Source records:

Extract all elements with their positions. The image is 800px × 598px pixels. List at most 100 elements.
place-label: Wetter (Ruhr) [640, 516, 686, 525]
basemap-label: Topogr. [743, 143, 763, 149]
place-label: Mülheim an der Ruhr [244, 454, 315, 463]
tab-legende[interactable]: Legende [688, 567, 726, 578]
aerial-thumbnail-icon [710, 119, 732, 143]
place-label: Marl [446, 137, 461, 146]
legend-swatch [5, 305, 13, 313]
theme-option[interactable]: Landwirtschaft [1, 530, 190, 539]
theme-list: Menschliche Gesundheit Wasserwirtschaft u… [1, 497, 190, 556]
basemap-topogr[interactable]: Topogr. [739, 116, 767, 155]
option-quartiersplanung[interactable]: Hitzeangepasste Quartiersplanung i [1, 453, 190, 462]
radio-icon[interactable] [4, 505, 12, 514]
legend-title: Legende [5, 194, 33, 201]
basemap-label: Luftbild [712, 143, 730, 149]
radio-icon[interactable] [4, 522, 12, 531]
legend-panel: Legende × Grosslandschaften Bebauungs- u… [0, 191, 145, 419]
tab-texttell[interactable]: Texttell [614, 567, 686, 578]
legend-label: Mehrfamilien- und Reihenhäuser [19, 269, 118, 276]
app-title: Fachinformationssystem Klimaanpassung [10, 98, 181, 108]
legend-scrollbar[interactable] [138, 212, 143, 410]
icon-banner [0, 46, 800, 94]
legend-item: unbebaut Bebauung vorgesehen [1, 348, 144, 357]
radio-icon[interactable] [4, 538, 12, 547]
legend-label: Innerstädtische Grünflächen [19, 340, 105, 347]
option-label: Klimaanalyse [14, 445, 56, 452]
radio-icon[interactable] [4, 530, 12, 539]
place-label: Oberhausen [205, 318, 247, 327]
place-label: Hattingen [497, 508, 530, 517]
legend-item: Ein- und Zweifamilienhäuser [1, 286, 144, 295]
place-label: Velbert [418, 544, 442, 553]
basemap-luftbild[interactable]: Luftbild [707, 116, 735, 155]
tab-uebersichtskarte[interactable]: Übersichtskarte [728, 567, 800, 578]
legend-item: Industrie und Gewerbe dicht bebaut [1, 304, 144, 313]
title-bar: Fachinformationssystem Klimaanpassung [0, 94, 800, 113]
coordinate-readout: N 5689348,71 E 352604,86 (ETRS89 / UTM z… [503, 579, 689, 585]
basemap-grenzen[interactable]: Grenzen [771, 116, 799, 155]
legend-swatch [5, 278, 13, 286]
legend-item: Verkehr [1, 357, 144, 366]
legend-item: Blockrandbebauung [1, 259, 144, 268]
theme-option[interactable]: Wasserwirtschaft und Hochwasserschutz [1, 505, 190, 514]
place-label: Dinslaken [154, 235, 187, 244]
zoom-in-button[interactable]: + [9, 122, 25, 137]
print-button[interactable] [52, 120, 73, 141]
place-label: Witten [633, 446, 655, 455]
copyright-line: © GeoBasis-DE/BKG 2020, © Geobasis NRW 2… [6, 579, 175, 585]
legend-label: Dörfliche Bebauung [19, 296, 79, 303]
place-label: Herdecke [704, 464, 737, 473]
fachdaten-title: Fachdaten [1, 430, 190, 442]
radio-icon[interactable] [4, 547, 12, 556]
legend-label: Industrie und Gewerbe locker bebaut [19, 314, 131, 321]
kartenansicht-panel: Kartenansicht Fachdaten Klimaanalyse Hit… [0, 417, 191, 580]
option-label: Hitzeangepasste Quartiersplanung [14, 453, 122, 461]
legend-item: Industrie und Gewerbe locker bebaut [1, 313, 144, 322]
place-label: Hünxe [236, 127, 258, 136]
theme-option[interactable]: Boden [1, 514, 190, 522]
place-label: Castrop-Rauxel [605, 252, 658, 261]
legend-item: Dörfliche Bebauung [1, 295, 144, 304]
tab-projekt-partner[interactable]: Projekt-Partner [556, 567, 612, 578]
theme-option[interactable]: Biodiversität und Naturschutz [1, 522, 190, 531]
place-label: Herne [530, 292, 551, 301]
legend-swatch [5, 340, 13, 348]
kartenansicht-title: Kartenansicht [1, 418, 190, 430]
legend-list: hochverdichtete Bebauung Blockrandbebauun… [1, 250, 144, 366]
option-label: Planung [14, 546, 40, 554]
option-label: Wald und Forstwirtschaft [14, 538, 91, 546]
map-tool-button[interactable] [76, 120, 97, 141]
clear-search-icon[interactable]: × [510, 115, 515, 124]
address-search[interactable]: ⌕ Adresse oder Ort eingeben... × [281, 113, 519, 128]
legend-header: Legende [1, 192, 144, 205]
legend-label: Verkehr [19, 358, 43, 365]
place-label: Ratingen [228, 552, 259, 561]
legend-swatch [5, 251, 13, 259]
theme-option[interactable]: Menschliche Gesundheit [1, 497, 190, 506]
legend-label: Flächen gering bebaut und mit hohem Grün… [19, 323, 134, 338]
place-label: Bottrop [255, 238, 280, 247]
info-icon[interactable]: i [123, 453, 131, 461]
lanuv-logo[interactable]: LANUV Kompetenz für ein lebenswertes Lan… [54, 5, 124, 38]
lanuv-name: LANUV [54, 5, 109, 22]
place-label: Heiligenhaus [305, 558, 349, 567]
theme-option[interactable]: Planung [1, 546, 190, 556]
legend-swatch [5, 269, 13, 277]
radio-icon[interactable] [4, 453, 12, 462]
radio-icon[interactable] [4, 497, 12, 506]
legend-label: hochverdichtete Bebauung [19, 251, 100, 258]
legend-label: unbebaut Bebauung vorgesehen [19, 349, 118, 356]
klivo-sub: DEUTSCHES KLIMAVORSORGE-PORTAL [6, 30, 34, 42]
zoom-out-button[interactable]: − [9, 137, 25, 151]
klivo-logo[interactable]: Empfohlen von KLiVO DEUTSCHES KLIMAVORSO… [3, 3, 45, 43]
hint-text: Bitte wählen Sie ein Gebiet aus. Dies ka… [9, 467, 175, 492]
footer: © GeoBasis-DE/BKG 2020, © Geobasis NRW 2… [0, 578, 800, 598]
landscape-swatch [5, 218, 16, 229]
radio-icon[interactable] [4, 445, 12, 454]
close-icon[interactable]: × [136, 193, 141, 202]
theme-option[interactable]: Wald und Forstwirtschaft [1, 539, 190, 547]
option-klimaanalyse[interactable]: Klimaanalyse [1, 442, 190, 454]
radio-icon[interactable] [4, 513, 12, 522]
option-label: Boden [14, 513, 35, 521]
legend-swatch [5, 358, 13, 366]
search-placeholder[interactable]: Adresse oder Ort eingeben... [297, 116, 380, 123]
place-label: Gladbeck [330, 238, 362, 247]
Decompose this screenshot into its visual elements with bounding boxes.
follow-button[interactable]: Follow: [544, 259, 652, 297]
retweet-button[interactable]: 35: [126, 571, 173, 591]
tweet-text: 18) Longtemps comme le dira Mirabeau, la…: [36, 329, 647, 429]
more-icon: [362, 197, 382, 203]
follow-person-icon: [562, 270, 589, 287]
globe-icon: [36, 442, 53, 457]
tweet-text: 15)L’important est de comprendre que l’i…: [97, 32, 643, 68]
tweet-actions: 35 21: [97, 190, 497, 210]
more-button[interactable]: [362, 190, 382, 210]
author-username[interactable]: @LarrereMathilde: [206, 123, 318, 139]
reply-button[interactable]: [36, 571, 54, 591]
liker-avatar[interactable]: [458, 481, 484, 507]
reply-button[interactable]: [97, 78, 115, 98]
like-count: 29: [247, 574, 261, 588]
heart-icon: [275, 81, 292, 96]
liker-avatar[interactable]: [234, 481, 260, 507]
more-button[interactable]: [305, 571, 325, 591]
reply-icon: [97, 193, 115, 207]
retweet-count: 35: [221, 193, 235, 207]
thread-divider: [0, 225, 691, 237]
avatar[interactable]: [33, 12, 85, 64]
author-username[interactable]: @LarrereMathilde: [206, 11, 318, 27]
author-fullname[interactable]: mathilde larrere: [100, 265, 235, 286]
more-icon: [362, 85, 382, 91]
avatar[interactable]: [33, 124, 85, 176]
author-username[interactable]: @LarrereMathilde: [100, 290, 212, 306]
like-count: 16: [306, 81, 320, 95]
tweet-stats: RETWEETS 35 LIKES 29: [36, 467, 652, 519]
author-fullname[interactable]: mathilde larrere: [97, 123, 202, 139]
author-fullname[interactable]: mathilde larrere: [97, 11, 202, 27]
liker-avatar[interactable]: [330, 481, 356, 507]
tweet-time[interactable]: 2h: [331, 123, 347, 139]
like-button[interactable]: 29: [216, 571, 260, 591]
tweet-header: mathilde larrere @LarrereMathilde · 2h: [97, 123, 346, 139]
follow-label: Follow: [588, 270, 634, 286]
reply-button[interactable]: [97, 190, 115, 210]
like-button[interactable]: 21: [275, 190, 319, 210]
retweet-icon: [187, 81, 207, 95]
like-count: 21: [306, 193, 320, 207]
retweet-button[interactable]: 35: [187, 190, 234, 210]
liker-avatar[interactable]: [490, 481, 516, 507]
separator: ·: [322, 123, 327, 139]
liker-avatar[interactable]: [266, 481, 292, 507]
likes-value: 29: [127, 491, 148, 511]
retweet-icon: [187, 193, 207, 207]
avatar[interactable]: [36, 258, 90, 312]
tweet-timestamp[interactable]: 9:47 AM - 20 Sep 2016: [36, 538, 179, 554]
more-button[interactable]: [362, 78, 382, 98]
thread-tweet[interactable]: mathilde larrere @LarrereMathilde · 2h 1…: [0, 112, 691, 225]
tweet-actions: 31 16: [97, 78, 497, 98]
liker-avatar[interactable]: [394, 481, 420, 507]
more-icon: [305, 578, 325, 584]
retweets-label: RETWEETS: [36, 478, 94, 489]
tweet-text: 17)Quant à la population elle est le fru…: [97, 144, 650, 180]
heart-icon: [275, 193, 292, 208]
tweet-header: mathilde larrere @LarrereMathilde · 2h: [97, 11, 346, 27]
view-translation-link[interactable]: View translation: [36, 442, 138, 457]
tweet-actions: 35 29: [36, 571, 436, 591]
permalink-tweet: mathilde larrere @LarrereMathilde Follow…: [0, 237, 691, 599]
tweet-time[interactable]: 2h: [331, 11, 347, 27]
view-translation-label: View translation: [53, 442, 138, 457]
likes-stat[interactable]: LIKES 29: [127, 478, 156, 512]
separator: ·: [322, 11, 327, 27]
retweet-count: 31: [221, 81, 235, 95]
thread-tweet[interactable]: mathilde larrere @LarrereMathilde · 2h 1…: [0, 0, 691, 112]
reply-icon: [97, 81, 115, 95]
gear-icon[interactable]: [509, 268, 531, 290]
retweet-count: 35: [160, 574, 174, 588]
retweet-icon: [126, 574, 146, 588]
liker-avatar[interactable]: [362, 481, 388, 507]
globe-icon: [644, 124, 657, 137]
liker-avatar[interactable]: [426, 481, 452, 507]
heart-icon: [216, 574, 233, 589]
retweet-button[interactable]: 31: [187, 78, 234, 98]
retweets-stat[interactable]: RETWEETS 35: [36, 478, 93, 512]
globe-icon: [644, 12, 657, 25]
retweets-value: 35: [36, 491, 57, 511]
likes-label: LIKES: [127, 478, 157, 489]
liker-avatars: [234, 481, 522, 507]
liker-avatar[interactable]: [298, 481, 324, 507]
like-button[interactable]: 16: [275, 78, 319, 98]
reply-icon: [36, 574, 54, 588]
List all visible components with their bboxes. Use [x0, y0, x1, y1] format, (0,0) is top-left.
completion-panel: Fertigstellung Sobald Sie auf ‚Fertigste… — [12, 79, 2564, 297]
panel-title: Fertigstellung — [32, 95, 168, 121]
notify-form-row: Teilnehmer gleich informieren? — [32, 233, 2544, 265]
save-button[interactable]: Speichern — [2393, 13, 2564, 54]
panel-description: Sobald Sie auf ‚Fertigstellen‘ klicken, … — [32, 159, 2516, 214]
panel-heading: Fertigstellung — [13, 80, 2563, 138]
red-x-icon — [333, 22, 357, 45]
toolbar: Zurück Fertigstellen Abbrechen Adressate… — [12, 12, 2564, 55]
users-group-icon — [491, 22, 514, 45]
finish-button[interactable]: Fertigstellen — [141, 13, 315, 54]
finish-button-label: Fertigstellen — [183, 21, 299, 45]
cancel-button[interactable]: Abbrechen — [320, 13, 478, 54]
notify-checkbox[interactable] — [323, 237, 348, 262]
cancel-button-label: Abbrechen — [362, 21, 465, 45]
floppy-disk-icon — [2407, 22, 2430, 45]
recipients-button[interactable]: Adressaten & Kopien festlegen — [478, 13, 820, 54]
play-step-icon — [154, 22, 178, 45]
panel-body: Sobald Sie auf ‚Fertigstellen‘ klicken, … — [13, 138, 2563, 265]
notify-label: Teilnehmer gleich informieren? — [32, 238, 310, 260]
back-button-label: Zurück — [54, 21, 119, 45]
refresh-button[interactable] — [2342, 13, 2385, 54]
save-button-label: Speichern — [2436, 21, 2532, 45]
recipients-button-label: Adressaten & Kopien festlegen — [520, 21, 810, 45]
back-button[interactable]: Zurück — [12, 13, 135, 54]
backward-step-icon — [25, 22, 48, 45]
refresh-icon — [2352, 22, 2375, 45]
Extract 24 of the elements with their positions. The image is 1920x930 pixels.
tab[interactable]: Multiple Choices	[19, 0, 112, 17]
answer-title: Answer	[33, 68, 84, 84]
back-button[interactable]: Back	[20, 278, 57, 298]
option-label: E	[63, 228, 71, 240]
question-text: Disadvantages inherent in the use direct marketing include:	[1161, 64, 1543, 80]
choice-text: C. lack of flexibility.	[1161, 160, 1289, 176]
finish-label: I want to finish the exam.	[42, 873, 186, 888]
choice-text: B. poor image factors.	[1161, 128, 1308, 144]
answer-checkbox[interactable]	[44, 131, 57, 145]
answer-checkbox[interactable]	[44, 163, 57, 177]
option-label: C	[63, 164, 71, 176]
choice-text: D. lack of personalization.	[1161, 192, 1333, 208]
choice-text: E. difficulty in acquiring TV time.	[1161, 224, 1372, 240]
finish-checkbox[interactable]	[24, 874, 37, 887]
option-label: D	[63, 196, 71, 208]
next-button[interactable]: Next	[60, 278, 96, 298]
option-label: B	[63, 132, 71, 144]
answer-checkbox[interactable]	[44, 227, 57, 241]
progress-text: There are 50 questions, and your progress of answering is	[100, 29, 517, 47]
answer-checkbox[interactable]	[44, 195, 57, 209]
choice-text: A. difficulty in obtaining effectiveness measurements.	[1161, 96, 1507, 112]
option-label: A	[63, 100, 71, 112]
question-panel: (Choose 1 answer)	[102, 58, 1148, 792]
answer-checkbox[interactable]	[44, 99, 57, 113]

_Aim of the exercise_
Count the lines in the listing that contain the string "logo", and reply with that number alone.

_Finished exercise_
2